[start DATA SHOWN]

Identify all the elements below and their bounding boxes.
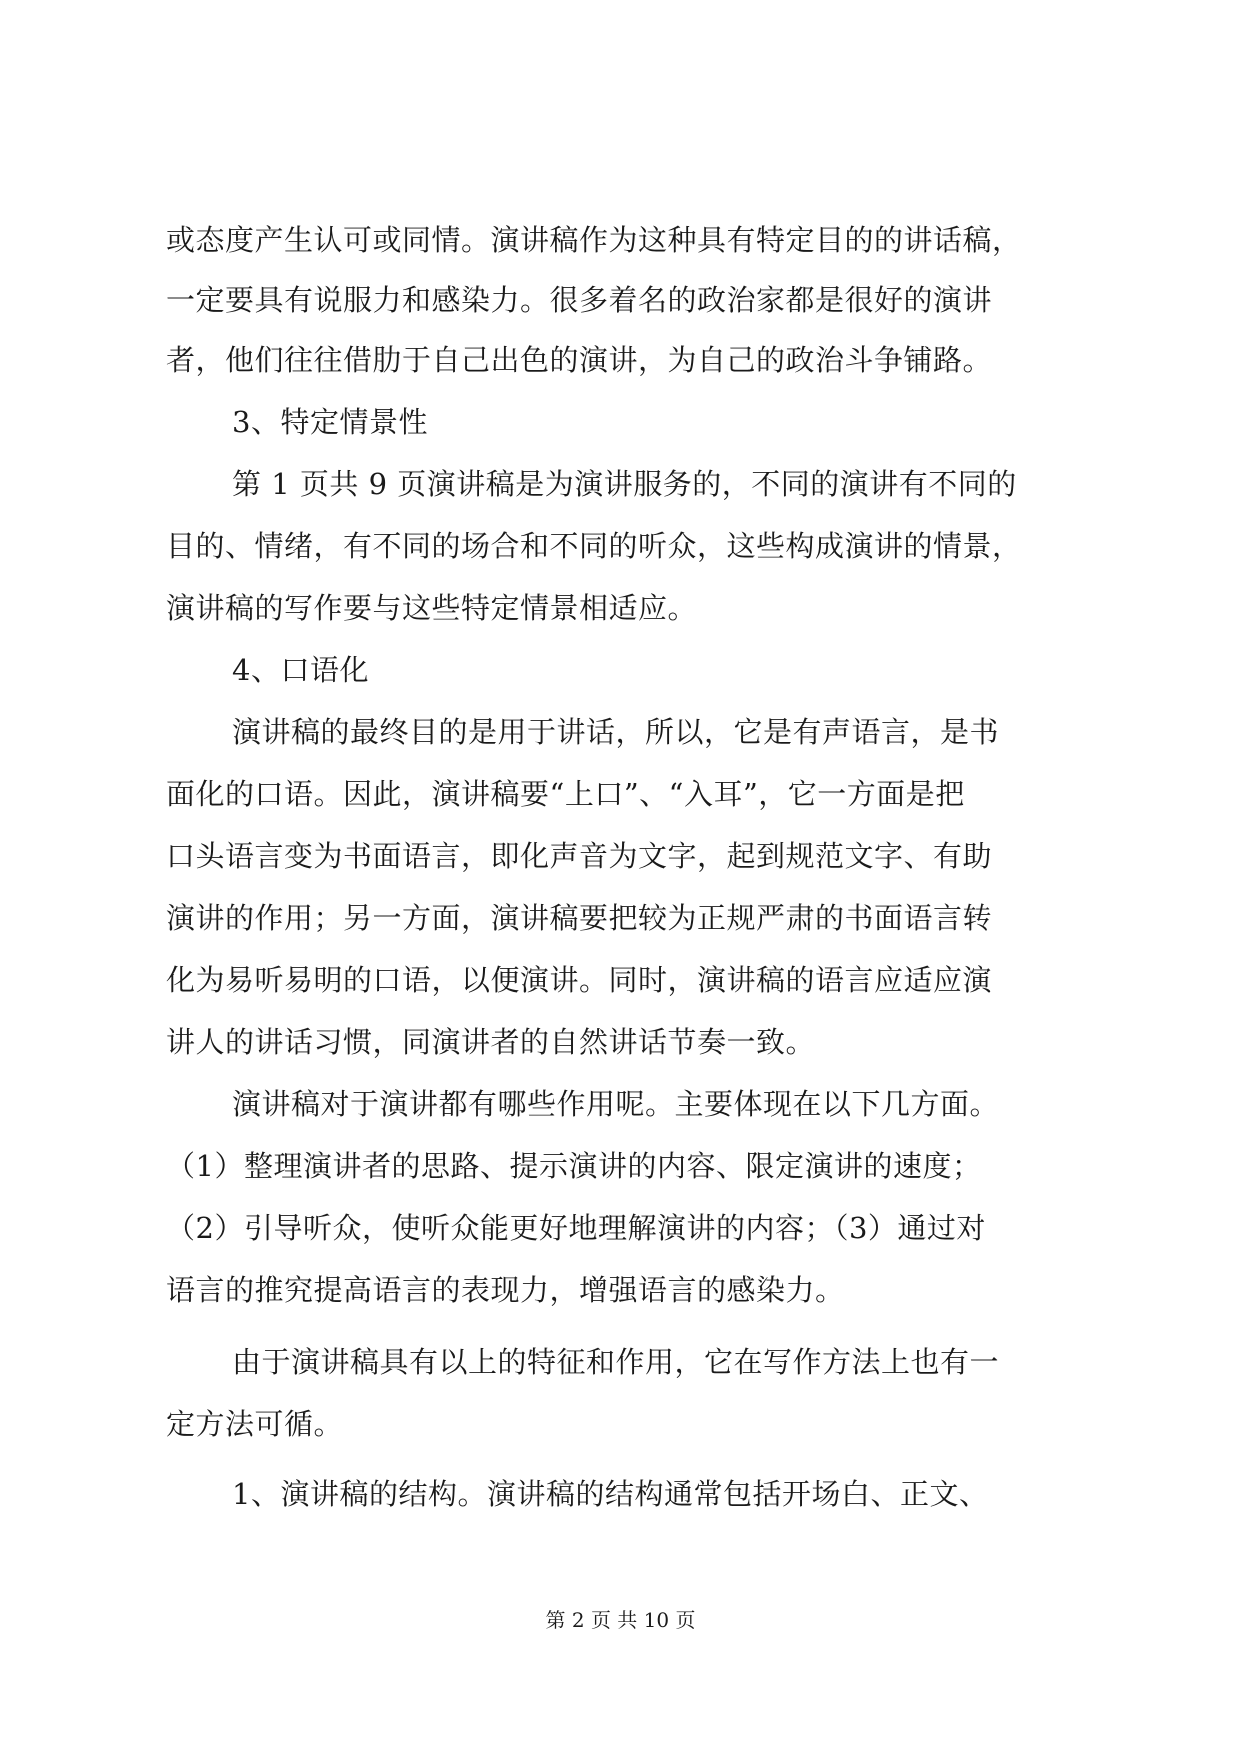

[end DATA SHOWN]
[start DATA SHOWN]

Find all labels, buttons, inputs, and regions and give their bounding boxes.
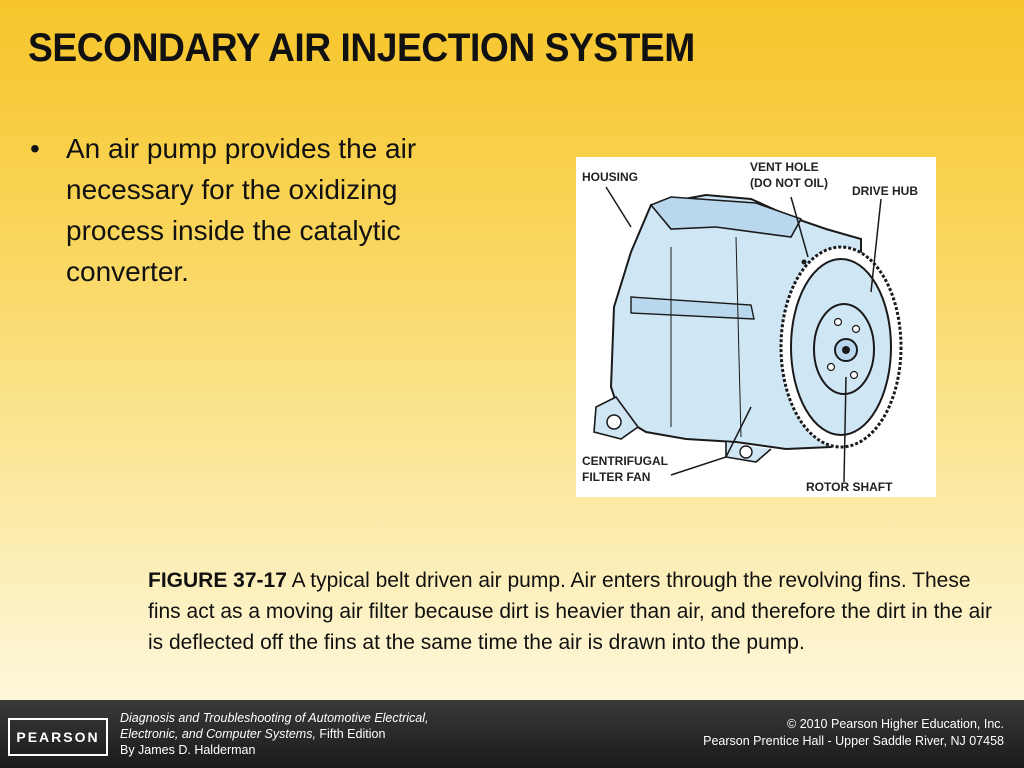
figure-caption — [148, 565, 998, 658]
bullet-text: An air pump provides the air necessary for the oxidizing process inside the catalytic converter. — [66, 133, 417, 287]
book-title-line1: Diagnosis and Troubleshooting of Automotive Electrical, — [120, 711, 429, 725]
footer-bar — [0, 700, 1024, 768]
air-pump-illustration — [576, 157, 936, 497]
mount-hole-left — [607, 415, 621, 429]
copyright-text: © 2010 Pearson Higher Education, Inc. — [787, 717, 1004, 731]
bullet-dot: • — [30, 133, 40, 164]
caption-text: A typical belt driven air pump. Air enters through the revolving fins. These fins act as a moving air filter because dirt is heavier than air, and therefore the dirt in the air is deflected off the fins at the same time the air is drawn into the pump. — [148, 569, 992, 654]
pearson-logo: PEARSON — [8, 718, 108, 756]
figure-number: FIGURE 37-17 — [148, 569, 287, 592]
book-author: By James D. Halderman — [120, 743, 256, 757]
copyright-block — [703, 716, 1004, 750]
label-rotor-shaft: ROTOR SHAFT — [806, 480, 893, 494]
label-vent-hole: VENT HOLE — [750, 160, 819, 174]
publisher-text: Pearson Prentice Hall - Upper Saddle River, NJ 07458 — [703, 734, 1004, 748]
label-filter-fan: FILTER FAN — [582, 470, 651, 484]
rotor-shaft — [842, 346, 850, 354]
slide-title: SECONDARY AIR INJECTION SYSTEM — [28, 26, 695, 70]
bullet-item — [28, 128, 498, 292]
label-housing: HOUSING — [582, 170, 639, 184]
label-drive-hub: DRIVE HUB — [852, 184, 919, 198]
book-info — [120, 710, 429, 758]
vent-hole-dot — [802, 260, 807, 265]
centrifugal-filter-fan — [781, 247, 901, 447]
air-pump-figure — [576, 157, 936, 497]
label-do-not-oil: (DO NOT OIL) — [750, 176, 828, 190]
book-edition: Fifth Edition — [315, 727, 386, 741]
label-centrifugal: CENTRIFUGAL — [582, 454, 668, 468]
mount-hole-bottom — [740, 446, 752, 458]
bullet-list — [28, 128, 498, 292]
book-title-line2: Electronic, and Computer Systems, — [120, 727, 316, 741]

[end DATA SHOWN]

CHALLENGE ▸
Turn the lines above into a Markdown table with the columns Row and Line, beginning at the line that has "Find all labels, buttons, inputs, and" and stopping after the line that has "bullet-text: An air". Leave out blank lines and pictures.

ANSWER TO THE EXERCISE ▸
| Row | Line |
|---|---|
| 1 | Find all labels, buttons, inputs, and regions and give their bounding boxes. |
| 2 | figure-caption — [148, 565, 998, 658] |
| 3 | bullet-text: An air pump provides the air necessary for the oxidizing process inside the catalytic converter. — [66, 133, 417, 287] |